── SUPPLIED DATA
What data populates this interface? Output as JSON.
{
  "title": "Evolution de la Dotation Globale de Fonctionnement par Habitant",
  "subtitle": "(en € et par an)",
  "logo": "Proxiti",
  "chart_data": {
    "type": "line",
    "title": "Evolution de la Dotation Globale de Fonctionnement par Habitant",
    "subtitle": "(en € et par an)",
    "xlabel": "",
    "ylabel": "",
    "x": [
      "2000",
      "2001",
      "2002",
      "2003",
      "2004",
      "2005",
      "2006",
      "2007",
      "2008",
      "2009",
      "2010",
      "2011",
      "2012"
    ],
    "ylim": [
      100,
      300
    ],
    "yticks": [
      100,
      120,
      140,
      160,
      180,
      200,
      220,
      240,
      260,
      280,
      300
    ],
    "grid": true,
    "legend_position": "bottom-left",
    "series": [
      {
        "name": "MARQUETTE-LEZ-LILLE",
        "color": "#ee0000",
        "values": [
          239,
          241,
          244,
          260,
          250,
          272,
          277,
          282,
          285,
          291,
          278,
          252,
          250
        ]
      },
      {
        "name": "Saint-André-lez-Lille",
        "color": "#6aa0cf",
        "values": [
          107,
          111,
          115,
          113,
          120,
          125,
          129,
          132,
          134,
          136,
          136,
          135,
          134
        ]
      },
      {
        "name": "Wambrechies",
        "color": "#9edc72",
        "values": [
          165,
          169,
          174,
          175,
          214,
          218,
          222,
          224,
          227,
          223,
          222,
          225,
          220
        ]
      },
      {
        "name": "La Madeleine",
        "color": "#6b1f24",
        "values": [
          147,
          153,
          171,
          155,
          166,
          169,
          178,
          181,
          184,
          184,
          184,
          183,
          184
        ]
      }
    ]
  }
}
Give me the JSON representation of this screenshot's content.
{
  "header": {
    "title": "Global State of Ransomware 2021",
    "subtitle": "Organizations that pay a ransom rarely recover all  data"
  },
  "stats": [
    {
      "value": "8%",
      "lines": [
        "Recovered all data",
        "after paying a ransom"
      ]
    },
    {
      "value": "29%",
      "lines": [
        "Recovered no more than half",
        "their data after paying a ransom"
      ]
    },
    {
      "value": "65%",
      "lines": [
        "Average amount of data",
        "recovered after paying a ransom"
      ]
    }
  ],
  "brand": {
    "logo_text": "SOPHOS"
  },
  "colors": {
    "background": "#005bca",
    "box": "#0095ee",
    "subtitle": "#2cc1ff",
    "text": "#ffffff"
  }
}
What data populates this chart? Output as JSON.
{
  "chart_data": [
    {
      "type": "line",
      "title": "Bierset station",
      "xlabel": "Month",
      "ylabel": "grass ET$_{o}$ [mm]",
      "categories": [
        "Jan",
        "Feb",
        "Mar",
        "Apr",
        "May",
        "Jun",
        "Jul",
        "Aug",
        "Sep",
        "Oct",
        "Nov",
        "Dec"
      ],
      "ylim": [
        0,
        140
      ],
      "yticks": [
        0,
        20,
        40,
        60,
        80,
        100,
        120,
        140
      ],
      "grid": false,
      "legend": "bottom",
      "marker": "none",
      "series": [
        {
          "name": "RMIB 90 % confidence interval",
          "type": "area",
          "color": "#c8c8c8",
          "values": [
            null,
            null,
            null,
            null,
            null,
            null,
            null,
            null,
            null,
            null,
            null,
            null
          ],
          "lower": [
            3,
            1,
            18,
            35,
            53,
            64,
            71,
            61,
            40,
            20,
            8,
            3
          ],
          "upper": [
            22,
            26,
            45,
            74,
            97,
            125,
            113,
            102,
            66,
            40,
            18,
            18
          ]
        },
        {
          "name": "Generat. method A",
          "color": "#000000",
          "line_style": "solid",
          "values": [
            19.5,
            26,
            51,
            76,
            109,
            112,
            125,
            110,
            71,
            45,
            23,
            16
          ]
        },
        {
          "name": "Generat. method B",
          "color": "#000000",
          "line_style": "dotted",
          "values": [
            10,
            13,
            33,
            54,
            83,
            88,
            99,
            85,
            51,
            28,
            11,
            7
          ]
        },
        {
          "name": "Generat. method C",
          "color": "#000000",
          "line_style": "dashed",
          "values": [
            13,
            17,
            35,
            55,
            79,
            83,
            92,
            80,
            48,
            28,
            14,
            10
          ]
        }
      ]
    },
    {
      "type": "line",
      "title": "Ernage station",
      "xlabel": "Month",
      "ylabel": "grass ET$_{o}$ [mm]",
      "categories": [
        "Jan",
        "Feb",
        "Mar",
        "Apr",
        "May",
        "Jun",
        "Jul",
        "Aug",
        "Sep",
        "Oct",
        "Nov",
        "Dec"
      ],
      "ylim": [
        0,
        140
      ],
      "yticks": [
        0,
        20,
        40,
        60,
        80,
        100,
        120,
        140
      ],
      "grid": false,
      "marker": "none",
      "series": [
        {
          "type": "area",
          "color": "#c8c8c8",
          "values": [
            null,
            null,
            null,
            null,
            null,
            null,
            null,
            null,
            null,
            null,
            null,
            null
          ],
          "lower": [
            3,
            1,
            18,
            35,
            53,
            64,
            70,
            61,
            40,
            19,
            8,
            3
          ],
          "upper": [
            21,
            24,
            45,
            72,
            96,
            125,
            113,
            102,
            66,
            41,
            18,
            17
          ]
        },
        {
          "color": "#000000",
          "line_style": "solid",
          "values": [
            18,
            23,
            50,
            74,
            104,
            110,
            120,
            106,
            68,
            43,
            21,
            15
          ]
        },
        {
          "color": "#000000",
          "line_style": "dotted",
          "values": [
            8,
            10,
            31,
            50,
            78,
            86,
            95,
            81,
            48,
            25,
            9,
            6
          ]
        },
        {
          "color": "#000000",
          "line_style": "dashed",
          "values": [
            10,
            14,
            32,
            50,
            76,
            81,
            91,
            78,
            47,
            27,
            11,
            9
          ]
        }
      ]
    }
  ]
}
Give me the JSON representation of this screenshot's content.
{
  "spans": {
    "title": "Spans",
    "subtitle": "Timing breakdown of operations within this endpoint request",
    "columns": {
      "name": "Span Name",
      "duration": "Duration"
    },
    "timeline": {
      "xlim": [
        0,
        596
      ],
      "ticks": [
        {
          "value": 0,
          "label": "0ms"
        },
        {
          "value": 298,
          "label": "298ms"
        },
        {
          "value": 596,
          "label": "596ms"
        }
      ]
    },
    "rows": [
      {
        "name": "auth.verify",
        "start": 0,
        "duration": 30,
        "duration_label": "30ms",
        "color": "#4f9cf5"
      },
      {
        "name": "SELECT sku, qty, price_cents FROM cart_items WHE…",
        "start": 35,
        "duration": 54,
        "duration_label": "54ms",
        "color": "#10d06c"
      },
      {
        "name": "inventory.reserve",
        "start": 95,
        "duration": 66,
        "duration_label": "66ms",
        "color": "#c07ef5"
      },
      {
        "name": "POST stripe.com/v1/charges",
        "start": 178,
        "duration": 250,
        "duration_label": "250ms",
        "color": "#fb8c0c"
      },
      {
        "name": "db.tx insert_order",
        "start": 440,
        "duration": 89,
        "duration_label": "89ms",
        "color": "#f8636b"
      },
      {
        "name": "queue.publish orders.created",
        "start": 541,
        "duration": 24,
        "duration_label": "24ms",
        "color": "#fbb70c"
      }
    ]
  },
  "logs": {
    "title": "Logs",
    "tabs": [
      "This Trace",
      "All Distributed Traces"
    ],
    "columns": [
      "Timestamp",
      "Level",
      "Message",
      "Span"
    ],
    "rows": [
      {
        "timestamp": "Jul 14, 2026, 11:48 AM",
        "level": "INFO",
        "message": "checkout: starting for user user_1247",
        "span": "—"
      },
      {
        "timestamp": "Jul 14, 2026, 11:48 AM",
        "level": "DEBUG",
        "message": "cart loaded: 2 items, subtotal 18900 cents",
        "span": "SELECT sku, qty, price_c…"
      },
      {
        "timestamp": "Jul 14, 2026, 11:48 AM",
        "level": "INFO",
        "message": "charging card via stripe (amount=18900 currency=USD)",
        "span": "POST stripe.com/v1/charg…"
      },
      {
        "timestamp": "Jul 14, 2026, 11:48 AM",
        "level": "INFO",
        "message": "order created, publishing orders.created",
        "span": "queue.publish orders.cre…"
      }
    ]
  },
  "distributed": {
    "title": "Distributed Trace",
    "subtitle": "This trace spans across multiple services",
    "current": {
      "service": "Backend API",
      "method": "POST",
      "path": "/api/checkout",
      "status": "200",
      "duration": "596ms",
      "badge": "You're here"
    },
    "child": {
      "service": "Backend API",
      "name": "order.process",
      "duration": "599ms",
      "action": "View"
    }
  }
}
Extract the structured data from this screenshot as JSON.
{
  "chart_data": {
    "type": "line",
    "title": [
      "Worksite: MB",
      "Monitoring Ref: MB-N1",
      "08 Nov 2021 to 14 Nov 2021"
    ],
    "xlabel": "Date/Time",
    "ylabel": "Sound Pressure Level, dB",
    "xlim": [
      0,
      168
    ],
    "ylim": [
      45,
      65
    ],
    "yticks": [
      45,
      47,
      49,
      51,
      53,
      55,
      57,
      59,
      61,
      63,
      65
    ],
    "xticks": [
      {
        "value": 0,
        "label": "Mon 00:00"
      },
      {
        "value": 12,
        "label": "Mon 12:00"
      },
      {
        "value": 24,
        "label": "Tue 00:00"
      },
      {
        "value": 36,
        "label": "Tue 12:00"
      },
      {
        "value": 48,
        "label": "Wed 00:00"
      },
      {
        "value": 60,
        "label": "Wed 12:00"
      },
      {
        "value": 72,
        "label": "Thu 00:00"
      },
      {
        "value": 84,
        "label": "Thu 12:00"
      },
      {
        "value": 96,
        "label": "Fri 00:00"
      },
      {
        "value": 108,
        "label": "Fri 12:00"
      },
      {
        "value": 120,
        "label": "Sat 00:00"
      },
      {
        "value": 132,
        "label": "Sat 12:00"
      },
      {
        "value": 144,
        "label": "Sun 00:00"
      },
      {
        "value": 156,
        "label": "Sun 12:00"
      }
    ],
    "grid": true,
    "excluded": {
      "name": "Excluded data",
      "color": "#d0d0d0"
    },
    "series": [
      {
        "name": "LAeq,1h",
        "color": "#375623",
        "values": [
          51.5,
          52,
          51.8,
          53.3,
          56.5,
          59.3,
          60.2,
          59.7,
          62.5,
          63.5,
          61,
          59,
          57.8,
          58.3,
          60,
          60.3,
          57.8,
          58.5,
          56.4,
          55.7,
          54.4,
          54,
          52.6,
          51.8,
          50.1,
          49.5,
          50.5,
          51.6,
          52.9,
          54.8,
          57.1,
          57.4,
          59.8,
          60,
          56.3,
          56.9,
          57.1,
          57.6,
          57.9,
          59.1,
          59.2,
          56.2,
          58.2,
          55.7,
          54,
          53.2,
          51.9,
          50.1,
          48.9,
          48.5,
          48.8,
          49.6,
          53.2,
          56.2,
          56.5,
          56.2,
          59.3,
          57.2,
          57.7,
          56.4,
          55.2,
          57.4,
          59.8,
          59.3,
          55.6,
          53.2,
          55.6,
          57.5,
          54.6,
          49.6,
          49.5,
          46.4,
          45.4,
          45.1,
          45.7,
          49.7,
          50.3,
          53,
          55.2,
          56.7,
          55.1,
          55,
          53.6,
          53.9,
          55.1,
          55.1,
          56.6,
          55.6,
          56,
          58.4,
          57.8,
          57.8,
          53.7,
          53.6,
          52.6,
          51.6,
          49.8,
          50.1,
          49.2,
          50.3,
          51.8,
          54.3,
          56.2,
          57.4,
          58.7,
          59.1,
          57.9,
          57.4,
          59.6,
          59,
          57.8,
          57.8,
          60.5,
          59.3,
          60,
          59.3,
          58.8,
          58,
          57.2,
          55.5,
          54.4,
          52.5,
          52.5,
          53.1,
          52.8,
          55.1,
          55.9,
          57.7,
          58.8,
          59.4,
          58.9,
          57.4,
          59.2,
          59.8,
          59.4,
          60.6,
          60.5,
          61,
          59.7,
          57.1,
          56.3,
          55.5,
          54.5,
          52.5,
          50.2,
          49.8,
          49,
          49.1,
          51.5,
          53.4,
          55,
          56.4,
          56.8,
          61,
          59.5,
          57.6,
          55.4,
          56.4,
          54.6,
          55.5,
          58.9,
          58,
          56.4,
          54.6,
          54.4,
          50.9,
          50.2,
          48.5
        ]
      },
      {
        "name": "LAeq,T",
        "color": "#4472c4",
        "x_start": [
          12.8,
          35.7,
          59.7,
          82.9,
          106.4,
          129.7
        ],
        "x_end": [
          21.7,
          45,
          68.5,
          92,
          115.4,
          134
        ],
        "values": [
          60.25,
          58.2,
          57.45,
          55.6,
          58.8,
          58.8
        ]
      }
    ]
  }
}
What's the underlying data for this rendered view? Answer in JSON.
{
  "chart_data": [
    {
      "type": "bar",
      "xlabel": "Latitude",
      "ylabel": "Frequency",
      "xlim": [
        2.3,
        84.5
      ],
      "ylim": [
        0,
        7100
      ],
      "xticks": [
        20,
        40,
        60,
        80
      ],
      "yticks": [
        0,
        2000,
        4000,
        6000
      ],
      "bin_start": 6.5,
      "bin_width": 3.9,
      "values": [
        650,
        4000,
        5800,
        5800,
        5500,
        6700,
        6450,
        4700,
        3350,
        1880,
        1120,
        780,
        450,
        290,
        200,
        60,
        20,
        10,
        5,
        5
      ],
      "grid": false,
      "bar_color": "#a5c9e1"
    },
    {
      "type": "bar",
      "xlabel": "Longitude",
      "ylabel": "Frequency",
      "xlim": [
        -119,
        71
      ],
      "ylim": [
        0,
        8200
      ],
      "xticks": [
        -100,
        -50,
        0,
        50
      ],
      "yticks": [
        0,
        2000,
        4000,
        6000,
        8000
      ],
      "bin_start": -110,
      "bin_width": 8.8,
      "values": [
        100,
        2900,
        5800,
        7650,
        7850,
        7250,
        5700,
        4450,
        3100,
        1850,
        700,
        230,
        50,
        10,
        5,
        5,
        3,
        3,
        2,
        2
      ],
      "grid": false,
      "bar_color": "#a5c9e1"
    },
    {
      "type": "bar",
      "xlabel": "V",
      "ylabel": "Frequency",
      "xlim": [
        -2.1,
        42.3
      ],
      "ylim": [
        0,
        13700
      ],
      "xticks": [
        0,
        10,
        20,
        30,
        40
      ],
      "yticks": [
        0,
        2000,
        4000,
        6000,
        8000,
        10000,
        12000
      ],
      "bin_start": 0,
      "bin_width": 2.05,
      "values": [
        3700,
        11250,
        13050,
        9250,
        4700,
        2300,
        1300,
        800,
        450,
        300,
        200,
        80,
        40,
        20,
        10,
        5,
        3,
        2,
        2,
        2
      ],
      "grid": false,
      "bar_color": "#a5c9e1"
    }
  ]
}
────
#### WHAT YOU SHOULD DO:
Extract each line holding the string "method".

#### RESPONSE TO THE TASK:
          "name": "Generat. method A",
          "name": "Generat. method B",
          "name": "Generat. method C",
      "method": "POST",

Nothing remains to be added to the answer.